WHAT IS BEING ASKED -> Could you write out the records below exactly as they appear?

AVAILABLE RECORDS ->
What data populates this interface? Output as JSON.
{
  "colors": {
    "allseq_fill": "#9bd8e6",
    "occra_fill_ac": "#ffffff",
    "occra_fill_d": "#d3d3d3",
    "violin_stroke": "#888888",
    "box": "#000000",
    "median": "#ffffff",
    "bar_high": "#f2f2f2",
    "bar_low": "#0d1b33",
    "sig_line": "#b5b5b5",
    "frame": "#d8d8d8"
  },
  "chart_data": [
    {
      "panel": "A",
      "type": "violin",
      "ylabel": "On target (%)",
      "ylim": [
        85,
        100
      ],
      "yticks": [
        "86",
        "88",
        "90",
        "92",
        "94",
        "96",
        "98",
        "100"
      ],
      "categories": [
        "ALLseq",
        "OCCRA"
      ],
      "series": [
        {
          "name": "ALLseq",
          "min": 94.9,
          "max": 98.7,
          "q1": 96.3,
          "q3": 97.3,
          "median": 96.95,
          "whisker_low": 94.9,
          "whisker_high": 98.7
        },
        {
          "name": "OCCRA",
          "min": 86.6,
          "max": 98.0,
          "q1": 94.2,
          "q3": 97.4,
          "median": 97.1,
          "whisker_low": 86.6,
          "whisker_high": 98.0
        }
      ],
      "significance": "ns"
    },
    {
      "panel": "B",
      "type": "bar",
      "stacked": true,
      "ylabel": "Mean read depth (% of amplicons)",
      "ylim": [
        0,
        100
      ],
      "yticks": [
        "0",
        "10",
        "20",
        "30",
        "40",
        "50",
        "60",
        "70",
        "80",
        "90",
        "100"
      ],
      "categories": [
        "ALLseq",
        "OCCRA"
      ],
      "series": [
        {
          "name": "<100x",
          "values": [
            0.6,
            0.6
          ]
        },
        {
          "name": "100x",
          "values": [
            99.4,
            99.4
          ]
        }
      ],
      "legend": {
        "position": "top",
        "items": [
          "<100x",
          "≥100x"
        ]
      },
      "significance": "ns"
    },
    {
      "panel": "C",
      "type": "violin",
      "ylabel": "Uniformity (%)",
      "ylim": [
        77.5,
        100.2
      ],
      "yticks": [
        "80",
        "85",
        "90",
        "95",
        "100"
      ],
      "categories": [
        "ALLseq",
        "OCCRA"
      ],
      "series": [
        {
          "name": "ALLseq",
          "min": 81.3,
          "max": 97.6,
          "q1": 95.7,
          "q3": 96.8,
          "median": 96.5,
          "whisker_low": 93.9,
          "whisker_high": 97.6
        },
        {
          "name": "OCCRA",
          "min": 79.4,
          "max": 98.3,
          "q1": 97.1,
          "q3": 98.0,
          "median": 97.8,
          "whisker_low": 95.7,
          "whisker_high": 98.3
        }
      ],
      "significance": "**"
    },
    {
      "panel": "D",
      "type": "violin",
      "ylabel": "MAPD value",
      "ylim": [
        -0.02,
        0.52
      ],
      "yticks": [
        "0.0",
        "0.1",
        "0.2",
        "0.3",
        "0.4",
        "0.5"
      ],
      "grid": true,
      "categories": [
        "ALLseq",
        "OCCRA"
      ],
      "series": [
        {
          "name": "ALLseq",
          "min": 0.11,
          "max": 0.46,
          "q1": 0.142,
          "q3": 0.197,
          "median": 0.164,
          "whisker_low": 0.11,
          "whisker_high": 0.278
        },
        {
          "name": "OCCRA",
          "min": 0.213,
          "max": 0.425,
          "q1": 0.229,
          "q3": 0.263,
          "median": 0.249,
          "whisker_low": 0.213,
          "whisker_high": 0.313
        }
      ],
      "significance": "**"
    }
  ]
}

SOLUTION TO THIS EXERCISE ->
What data populates this interface? Output as JSON.
{
  "colors": {
    "allseq_fill": "#9bd8e6",
    "occra_fill_ac": "#ffffff",
    "occra_fill_d": "#d3d3d3",
    "violin_stroke": "#888888",
    "box": "#000000",
    "median": "#ffffff",
    "bar_high": "#f2f2f2",
    "bar_low": "#0d1b33",
    "sig_line": "#b5b5b5",
    "frame": "#d8d8d8"
  },
  "chart_data": [
    {
      "panel": "A",
      "type": "violin",
      "ylabel": "On target (%)",
      "ylim": [
        85,
        100
      ],
      "yticks": [
        "86",
        "88",
        "90",
        "92",
        "94",
        "96",
        "98",
        "100"
      ],
      "categories": [
        "ALLseq",
        "OCCRA"
      ],
      "series": [
        {
          "name": "ALLseq",
          "min": 94.9,
          "max": 98.7,
          "q1": 96.3,
          "q3": 97.3,
          "median": 96.95,
          "whisker_low": 94.9,
          "whisker_high": 98.7
        },
        {
          "name": "OCCRA",
          "min": 86.6,
          "max": 98.0,
          "q1": 94.2,
          "q3": 97.4,
          "median": 97.1,
          "whisker_low": 86.6,
          "whisker_high": 98.0
        }
      ],
      "significance": "ns"
    },
    {
      "panel": "B",
      "type": "bar",
      "stacked": true,
      "ylabel": "Mean read depth (% of amplicons)",
      "ylim": [
        0,
        100
      ],
      "yticks": [
        "0",
        "10",
        "20",
        "30",
        "40",
        "50",
        "60",
        "70",
        "80",
        "90",
        "100"
      ],
      "categories": [
        "ALLseq",
        "OCCRA"
      ],
      "series": [
        {
          "name": "<100x",
          "values": [
            0.6,
            0.6
          ]
        },
        {
          "name": "100x",
          "values": [
            99.4,
            99.4
          ]
        }
      ],
      "legend": {
        "position": "top",
        "items": [
          "<100x",
          "≥100x"
        ]
      },
      "significance": "ns"
    },
    {
      "panel": "C",
      "type": "violin",
      "ylabel": "Uniformity (%)",
      "ylim": [
        77.5,
        100.2
      ],
      "yticks": [
        "80",
        "85",
        "90",
        "95",
        "100"
      ],
      "categories": [
        "ALLseq",
        "OCCRA"
      ],
      "series": [
        {
          "name": "ALLseq",
          "min": 81.3,
          "max": 97.6,
          "q1": 95.7,
          "q3": 96.8,
          "median": 96.5,
          "whisker_low": 93.9,
          "whisker_high": 97.6
        },
        {
          "name": "OCCRA",
          "min": 79.4,
          "max": 98.3,
          "q1": 97.1,
          "q3": 98.0,
          "median": 97.8,
          "whisker_low": 95.7,
          "whisker_high": 98.3
        }
      ],
      "significance": "**"
    },
    {
      "panel": "D",
      "type": "violin",
      "ylabel": "MAPD value",
      "ylim": [
        -0.02,
        0.52
      ],
      "yticks": [
        "0.0",
        "0.1",
        "0.2",
        "0.3",
        "0.4",
        "0.5"
      ],
      "grid": true,
      "categories": [
        "ALLseq",
        "OCCRA"
      ],
      "series": [
        {
          "name": "ALLseq",
          "min": 0.11,
          "max": 0.46,
          "q1": 0.142,
          "q3": 0.197,
          "median": 0.164,
          "whisker_low": 0.11,
          "whisker_high": 0.278
        },
        {
          "name": "OCCRA",
          "min": 0.213,
          "max": 0.425,
          "q1": 0.229,
          "q3": 0.263,
          "median": 0.249,
          "whisker_low": 0.213,
          "whisker_high": 0.313
        }
      ],
      "significance": "**"
    }
  ]
}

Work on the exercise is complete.